### MATERIAL PROVIDED
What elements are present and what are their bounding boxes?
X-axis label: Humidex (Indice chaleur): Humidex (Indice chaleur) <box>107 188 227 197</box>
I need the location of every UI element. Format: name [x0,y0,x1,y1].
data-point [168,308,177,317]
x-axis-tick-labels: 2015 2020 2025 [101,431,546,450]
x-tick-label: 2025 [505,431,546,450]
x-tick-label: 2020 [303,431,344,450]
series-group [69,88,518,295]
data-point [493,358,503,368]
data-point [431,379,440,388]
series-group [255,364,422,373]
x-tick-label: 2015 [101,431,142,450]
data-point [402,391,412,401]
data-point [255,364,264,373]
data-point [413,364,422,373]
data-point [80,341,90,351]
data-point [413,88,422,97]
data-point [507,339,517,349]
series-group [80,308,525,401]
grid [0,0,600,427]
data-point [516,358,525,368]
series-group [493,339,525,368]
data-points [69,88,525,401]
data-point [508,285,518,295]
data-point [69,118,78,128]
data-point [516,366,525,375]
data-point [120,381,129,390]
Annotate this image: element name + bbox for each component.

...

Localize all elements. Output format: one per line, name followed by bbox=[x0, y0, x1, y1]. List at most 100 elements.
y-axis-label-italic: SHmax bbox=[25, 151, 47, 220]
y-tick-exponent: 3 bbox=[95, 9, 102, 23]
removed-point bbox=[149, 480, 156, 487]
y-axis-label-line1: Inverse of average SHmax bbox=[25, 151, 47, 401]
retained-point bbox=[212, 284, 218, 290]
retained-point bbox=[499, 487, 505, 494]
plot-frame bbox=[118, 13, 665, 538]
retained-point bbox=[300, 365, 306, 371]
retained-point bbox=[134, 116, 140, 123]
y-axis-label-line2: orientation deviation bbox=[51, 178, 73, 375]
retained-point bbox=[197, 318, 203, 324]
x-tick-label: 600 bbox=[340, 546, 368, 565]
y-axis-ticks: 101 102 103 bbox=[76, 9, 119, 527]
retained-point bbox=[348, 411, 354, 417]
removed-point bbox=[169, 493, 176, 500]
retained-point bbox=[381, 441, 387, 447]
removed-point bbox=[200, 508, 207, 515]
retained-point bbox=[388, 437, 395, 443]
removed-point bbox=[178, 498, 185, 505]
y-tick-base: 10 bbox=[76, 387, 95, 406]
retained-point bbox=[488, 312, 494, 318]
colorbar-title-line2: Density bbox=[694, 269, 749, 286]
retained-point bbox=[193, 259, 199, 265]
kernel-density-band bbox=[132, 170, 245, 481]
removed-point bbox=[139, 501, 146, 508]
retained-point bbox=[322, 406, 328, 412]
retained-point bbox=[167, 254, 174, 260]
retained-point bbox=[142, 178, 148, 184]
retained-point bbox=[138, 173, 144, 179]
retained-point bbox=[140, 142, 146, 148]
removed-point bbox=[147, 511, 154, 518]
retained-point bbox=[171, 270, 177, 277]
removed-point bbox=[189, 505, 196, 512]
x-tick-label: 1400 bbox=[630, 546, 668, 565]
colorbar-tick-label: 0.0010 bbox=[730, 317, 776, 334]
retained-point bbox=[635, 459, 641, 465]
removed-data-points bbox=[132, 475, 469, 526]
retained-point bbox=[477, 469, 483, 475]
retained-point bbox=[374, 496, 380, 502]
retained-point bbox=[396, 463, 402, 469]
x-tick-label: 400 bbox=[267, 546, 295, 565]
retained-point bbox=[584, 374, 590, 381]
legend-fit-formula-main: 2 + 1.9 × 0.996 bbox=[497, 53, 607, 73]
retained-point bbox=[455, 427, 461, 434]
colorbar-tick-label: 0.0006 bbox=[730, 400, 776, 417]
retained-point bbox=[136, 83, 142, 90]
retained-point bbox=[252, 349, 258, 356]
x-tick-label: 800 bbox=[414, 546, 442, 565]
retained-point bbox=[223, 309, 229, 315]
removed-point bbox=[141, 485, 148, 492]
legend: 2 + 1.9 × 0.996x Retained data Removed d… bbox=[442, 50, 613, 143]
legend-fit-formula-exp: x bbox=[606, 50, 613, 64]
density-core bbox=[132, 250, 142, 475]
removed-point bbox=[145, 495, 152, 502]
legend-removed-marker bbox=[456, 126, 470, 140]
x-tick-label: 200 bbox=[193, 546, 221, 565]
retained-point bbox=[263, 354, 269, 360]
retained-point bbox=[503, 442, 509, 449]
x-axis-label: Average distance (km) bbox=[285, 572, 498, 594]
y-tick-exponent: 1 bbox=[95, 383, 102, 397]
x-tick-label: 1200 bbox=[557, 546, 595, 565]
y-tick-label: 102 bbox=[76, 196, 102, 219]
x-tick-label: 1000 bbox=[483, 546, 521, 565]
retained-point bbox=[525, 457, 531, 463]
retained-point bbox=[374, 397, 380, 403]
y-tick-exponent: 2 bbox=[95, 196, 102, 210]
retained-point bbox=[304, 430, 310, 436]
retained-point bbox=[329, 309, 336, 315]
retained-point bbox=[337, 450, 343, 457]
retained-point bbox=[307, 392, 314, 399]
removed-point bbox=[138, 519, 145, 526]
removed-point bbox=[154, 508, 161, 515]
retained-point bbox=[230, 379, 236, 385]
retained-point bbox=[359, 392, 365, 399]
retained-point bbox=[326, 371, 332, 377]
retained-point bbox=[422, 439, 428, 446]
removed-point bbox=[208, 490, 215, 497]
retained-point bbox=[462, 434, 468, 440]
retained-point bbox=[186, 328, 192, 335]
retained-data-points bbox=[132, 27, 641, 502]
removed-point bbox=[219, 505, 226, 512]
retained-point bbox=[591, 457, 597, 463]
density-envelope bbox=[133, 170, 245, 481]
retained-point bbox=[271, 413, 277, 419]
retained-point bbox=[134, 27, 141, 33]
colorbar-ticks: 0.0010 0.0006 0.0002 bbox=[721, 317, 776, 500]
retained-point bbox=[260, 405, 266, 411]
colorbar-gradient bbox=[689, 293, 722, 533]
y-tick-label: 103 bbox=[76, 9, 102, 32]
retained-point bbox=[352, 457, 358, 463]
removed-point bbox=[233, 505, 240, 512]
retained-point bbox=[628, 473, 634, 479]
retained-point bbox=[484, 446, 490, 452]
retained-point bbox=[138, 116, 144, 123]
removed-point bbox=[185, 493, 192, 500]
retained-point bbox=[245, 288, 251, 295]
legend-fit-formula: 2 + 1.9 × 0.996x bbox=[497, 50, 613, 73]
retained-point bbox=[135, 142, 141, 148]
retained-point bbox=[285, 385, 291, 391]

...

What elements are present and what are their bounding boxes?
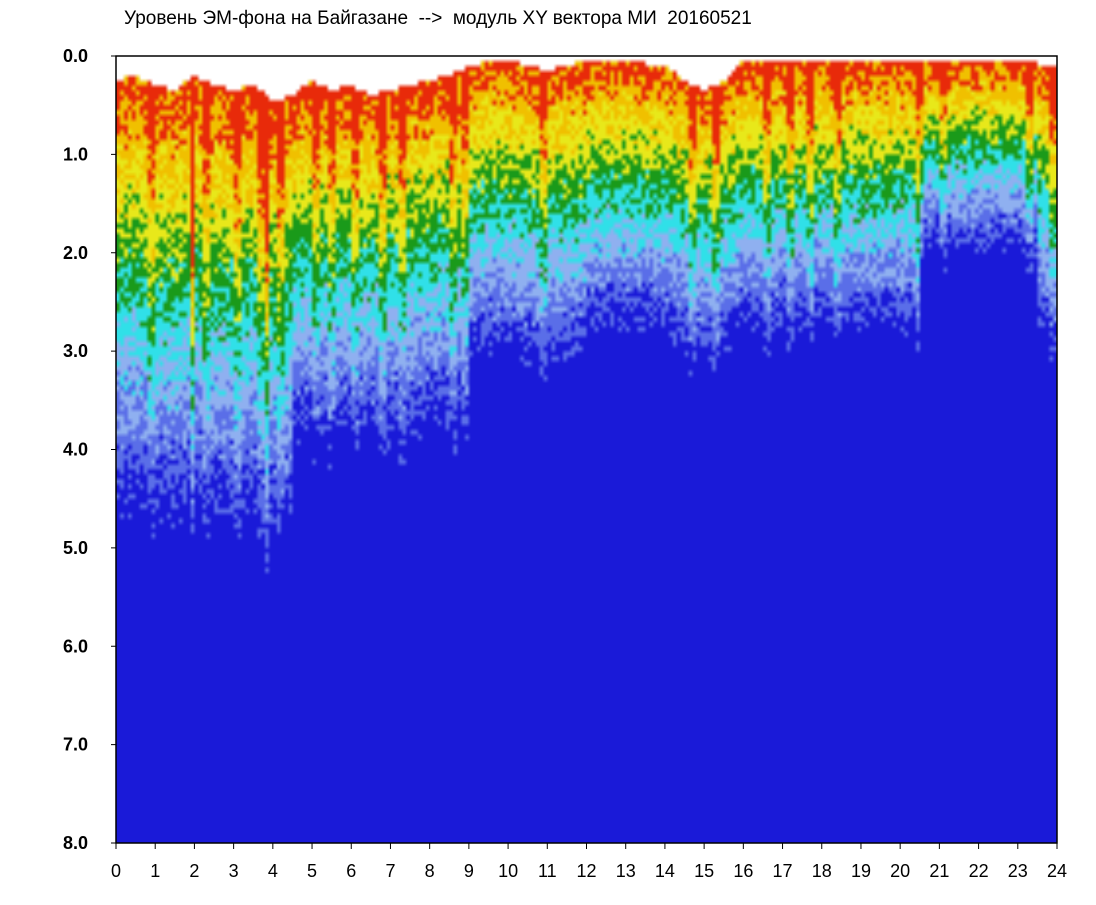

### TASK INSTRUCTIONS
Reproduce verbatim the records beginning with the line that contains "Localize all elements." and continuing through the line that contains "y-axis-label-line1: Inverse of", both of these lines included.

### CORRECT ANSWER
Localize all elements. Output format: one per line, name followed by bbox=[x0, y0, x1, y1]. List at most 100 elements.
y-axis-label-italic: SHmax bbox=[25, 151, 47, 220]
y-tick-exponent: 3 bbox=[95, 9, 102, 23]
removed-point bbox=[149, 480, 156, 487]
y-axis-label-line1: Inverse of average SHmax bbox=[25, 151, 47, 401]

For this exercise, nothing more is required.